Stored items
— start —

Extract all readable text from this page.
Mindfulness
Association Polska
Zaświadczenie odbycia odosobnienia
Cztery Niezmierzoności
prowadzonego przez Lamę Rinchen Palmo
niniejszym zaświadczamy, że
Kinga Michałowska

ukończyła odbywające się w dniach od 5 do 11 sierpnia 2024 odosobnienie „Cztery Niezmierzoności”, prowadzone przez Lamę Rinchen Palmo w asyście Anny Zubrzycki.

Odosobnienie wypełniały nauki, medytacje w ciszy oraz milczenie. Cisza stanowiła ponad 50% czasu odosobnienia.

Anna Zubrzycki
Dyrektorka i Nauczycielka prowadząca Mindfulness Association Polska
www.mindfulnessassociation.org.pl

— end —

## EXERCISE BRIEF
Repeat each entry word for word.

## CORRECT RESPONSE
Extract all readable text from this page.
Mindfulness
Association Polska
Zaświadczenie odbycia odosobnienia
Cztery Niezmierzoności
prowadzonego przez Lamę Rinchen Palmo
niniejszym zaświadczamy, że
Kinga Michałowska

ukończyła odbywające się w dniach od 5 do 11 sierpnia 2024 odosobnienie „Cztery Niezmierzoności”, prowadzone przez Lamę Rinchen Palmo w asyście Anny Zubrzycki.

Odosobnienie wypełniały nauki, medytacje w ciszy oraz milczenie. Cisza stanowiła ponad 50% czasu odosobnienia.

Anna Zubrzycki
Dyrektorka i Nauczycielka prowadząca Mindfulness Association Polska
www.mindfulnessassociation.org.pl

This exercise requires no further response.